* [What you should do] Gather every line that includes the word "kunnen", please.

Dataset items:
----------
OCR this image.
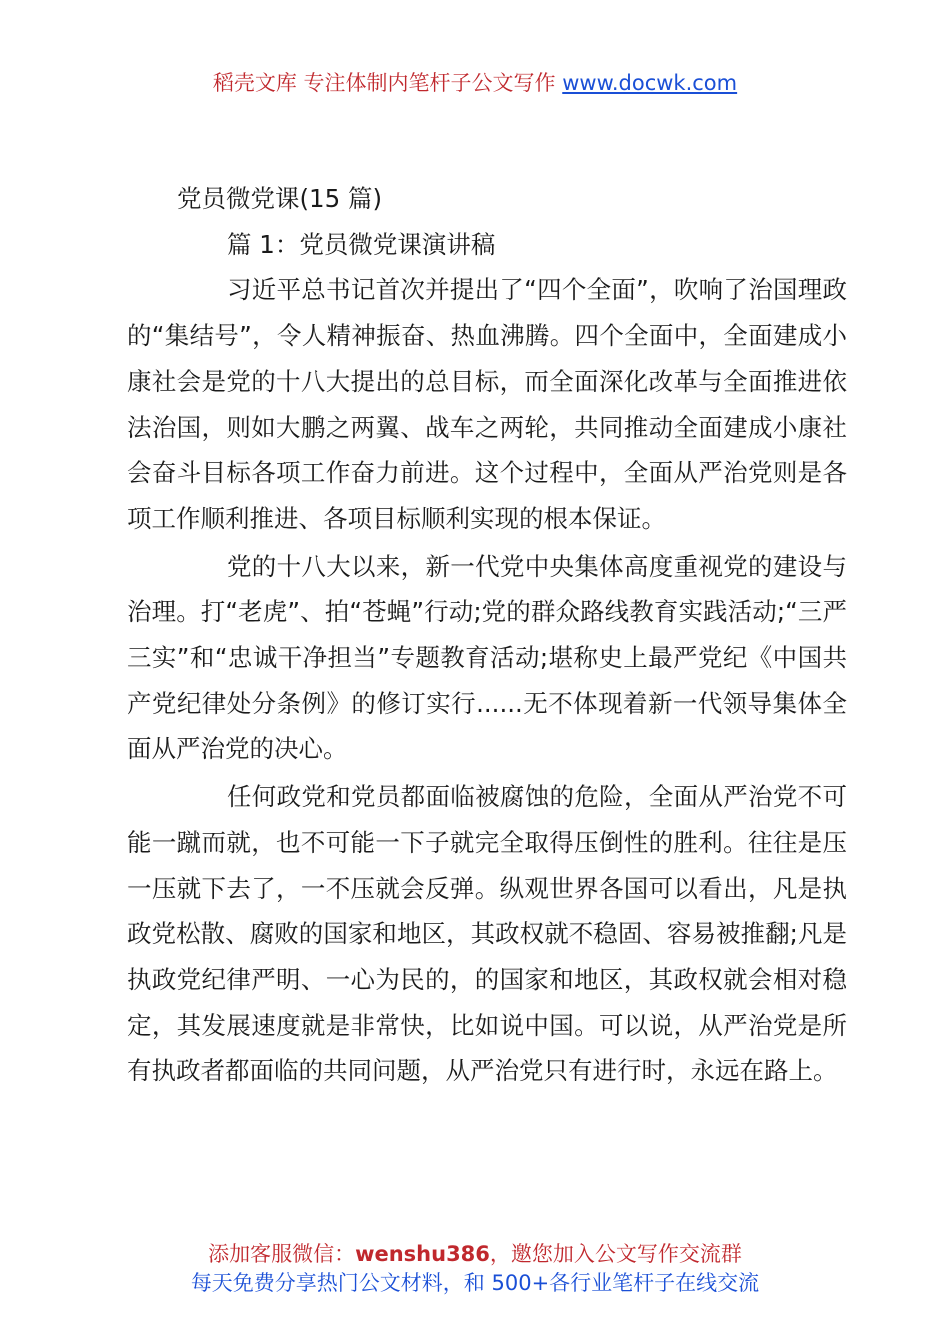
稻壳文库 专注体制内笔杆子公文写作 www.docwk.com

党员微党课(15 篇)

篇 1：党员微党课演讲稿

习近平总书记首次并提出了“四个全面”，吹响了治国理政的“集结号”，令人精神振奋、热血沸腾。四个全面中，全面建成小康社会是党的十八大提出的总目标，而全面深化改革与全面推进依法治国，则如大鹏之两翼、战车之两轮，共同推动全面建成小康社会奋斗目标各项工作奋力前进。这个过程中，全面从严治党则是各项工作顺利推进、各项目标顺利实现的根本保证。

党的十八大以来，新一代党中央集体高度重视党的建设与治理。打“老虎”、拍“苍蝇”行动;党的群众路线教育实践活动;“三严三实”和“忠诚干净担当”专题教育活动;堪称史上最严党纪《中国共产党纪律处分条例》的修订实行......无不体现着新一代领导集体全面从严治党的决心。

任何政党和党员都面临被腐蚀的危险，全面从严治党不可能一蹴而就，也不可能一下子就完全取得压倒性的胜利。往往是压一压就下去了，一不压就会反弹。纵观世界各国可以看出，凡是执政党松散、腐败的国家和地区，其政权就不稳固、容易被推翻;凡是执政党纪律严明、一心为民的，的国家和地区，其政权就会相对稳定，其发展速度就是非常快，比如说中国。可以说，从严治党是所有执政者都面临的共同问题，从严治党只有进行时，永远在路上。

添加客服微信：wenshu386，邀您加入公文写作交流群
每天免费分享热门公文材料，和 500+各行业笔杆子在线交流
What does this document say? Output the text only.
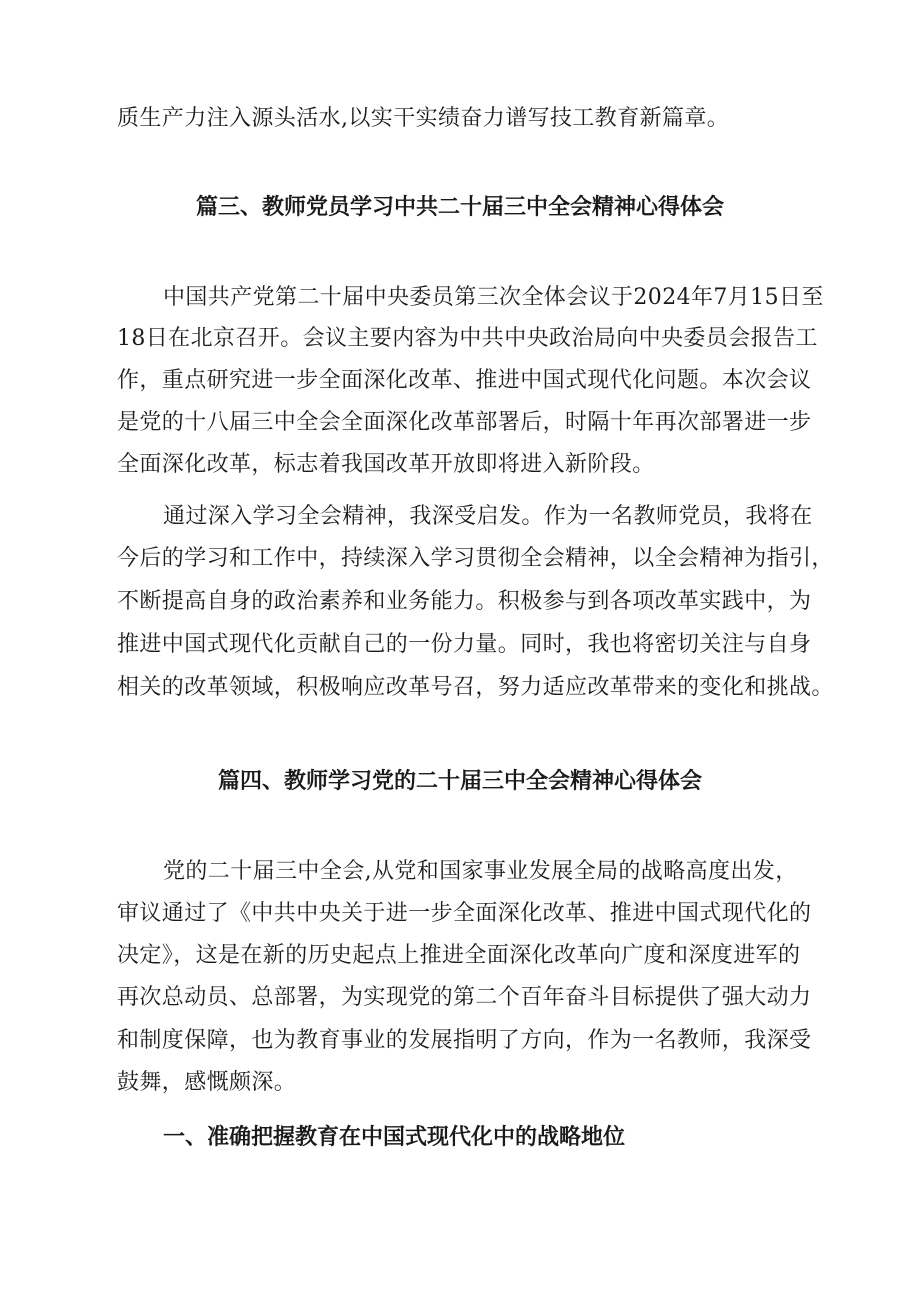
质生产力注入源头活水,以实干实绩奋力谱写技工教育新篇章。
篇三、教师党员学习中共二十届三中全会精神心得体会
中国共产党第二十届中央委员第三次全体会议于2024年7月15日至
18日在北京召开。会议主要内容为中共中央政治局向中央委员会报告工
作，重点研究进一步全面深化改革、推进中国式现代化问题。本次会议
是党的十八届三中全会全面深化改革部署后，时隔十年再次部署进一步
全面深化改革，标志着我国改革开放即将进入新阶段。
通过深入学习全会精神，我深受启发。作为一名教师党员，我将在
今后的学习和工作中，持续深入学习贯彻全会精神，以全会精神为指引，
不断提高自身的政治素养和业务能力。积极参与到各项改革实践中，为
推进中国式现代化贡献自己的一份力量。同时，我也将密切关注与自身
相关的改革领域，积极响应改革号召，努力适应改革带来的变化和挑战。
篇四、教师学习党的二十届三中全会精神心得体会
党的二十届三中全会,从党和国家事业发展全局的战略高度出发，
审议通过了《中共中央关于进一步全面深化改革、推进中国式现代化的
决定》，这是在新的历史起点上推进全面深化改革向广度和深度进军的
再次总动员、总部署，为实现党的第二个百年奋斗目标提供了强大动力
和制度保障，也为教育事业的发展指明了方向，作为一名教师，我深受
鼓舞，感慨颇深。
一、准确把握教育在中国式现代化中的战略地位
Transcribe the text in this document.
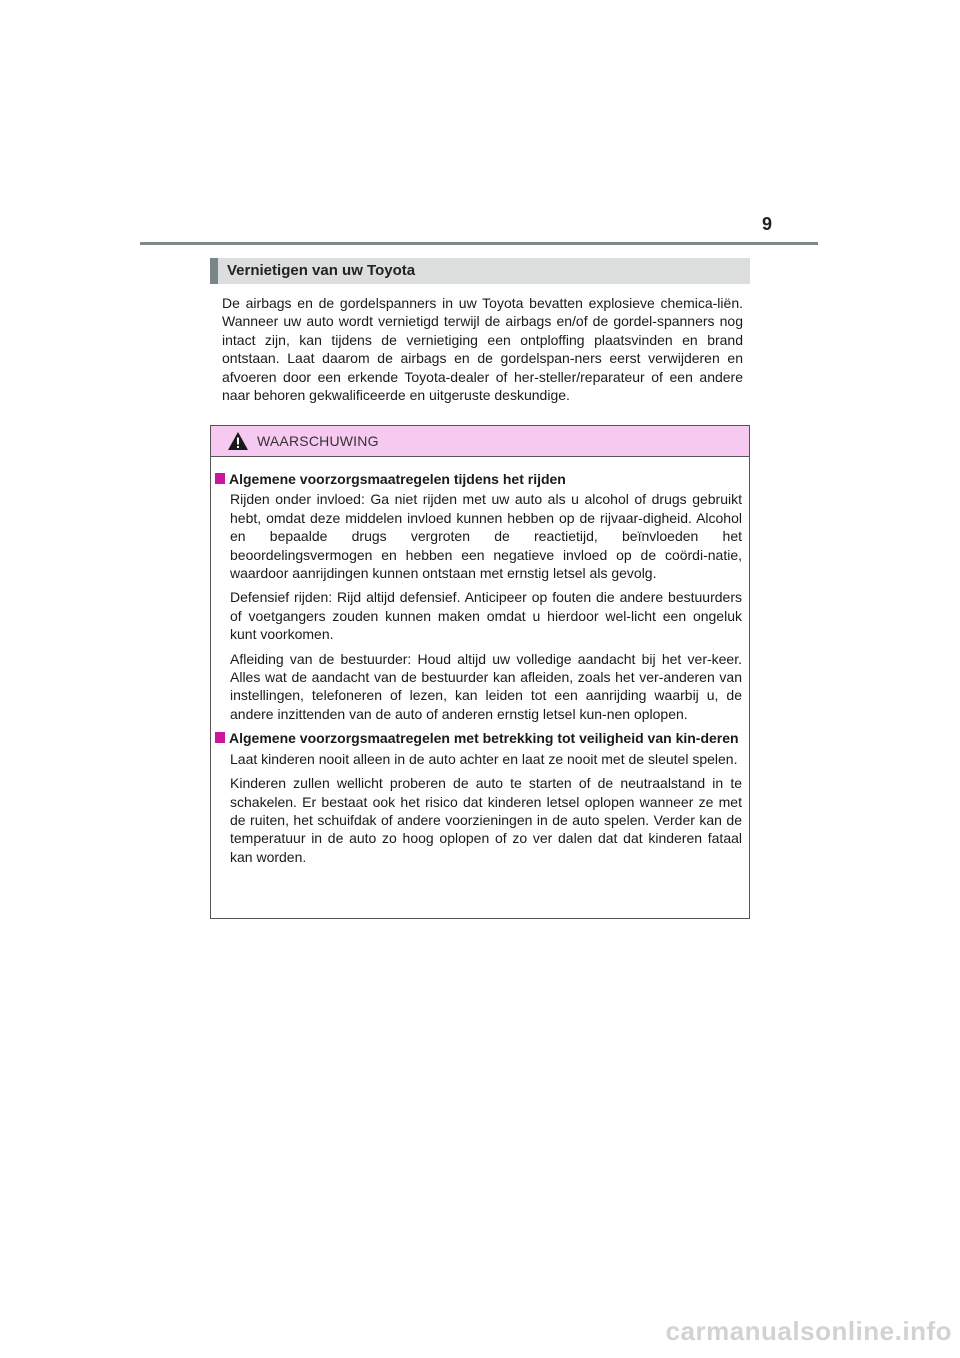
9
Vernietigen van uw Toyota

De airbags en de gordelspanners in uw Toyota bevatten explosieve chemica-liën. Wanneer uw auto wordt vernietigd terwijl de airbags en/of de gordel-spanners nog intact zijn, kan tijdens de vernietiging een ontploffing plaatsvinden en brand ontstaan. Laat daarom de airbags en de gordelspan-ners eerst verwijderen en afvoeren door een erkende Toyota-dealer of her-steller/reparateur of een andere naar behoren gekwalificeerde en uitgeruste deskundige.

WAARSCHUWING
Algemene voorzorgsmaatregelen tijdens het rijden

Rijden onder invloed: Ga niet rijden met uw auto als u alcohol of drugs gebruikt hebt, omdat deze middelen invloed kunnen hebben op de rijvaar-digheid. Alcohol en bepaalde drugs vergroten de reactietijd, beïnvloeden het beoordelingsvermogen en hebben een negatieve invloed op de coördi-natie, waardoor aanrijdingen kunnen ontstaan met ernstig letsel als gevolg.

Defensief rijden: Rijd altijd defensief. Anticipeer op fouten die andere bestuurders of voetgangers zouden kunnen maken omdat u hierdoor wel-licht een ongeluk kunt voorkomen.

Afleiding van de bestuurder: Houd altijd uw volledige aandacht bij het ver-keer. Alles wat de aandacht van de bestuurder kan afleiden, zoals het ver-anderen van instellingen, telefoneren of lezen, kan leiden tot een aanrijding waarbij u, de andere inzittenden van de auto of anderen ernstig letsel kun-nen oplopen.

Algemene voorzorgsmaatregelen met betrekking tot veiligheid van kin-deren

Laat kinderen nooit alleen in de auto achter en laat ze nooit met de sleutel spelen.

Kinderen zullen wellicht proberen de auto te starten of de neutraalstand in te schakelen. Er bestaat ook het risico dat kinderen letsel oplopen wanneer ze met de ruiten, het schuifdak of andere voorzieningen in de auto spelen. Verder kan de temperatuur in de auto zo hoog oplopen of zo ver dalen dat dat kinderen fataal kan worden.

carmanualsonline.info
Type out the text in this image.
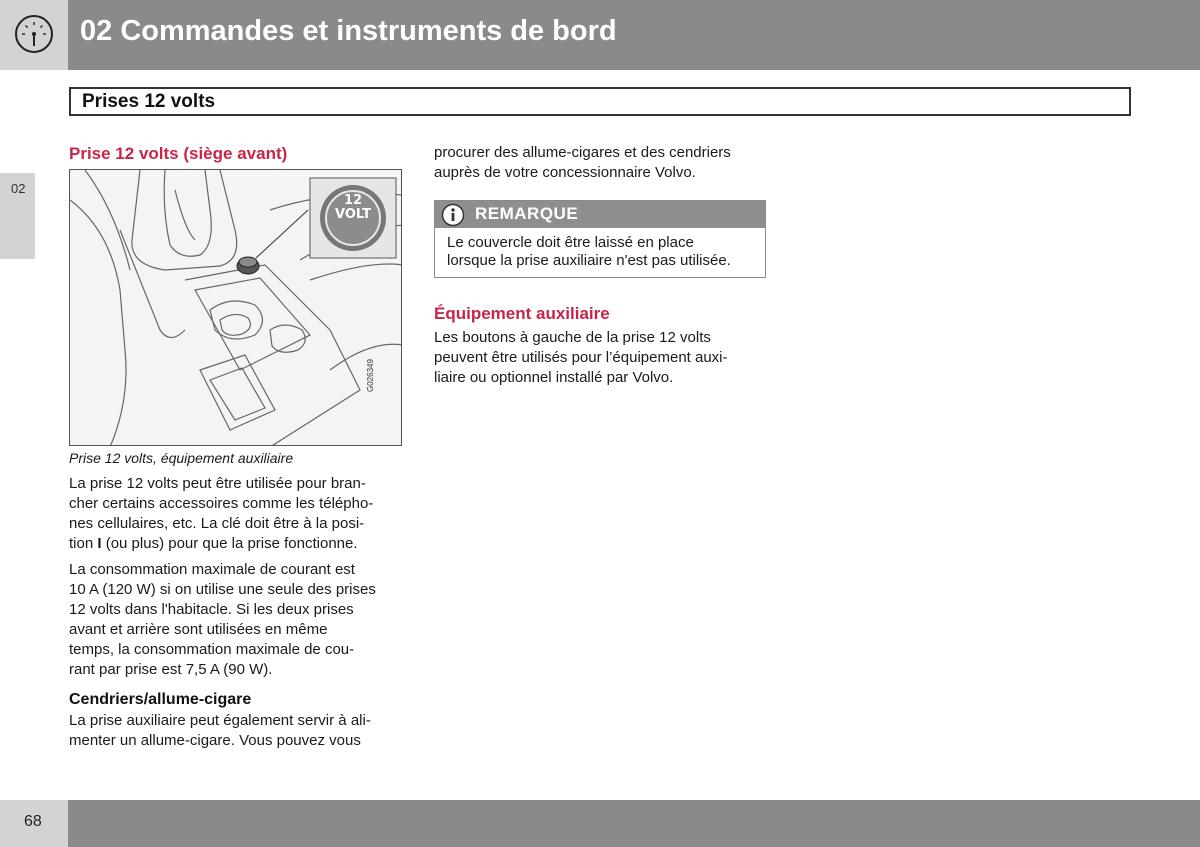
02 Commandes et instruments de bord
02
Prises 12 volts
Prise 12 volts (siège avant)
12
VOLT
G026349
Prise 12 volts, équipement auxiliaire
La prise 12 volts peut être utilisée pour bran-
cher certains accessoires comme les télépho-
nes cellulaires, etc. La clé doit être à la posi-
tion I (ou plus) pour que la prise fonctionne.
La consommation maximale de courant est
10 A (120 W) si on utilise une seule des prises
12 volts dans l'habitacle. Si les deux prises
avant et arrière sont utilisées en même
temps, la consommation maximale de cou-
rant par prise est 7,5 A (90 W).
Cendriers/allume-cigare
La prise auxiliaire peut également servir à ali-
menter un allume-cigare. Vous pouvez vous
procurer des allume-cigares et des cendriers
auprès de votre concessionnaire Volvo.
REMARQUE
Le couvercle doit être laissé en place
lorsque la prise auxiliaire n'est pas utilisée.
Équipement auxiliaire
Les boutons à gauche de la prise 12 volts
peuvent être utilisés pour l’équipement auxi-
liaire ou optionnel installé par Volvo.
68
----------
* [Task result]
Rijden onder invloed: Ga niet rijden met uw auto als u alcohol of drugs gebruikt hebt, omdat deze middelen invloed kunnen hebben op de rijvaar-digheid. Alcohol en bepaalde drugs vergroten de reactietijd, beïnvloeden het beoordelingsvermogen en hebben een negatieve invloed op de coördi-natie, waardoor aanrijdingen kunnen ontstaan met ernstig letsel als gevolg.
Defensief rijden: Rijd altijd defensief. Anticipeer op fouten die andere bestuurders of voetgangers zouden kunnen maken omdat u hierdoor wel-licht een ongeluk kunt voorkomen.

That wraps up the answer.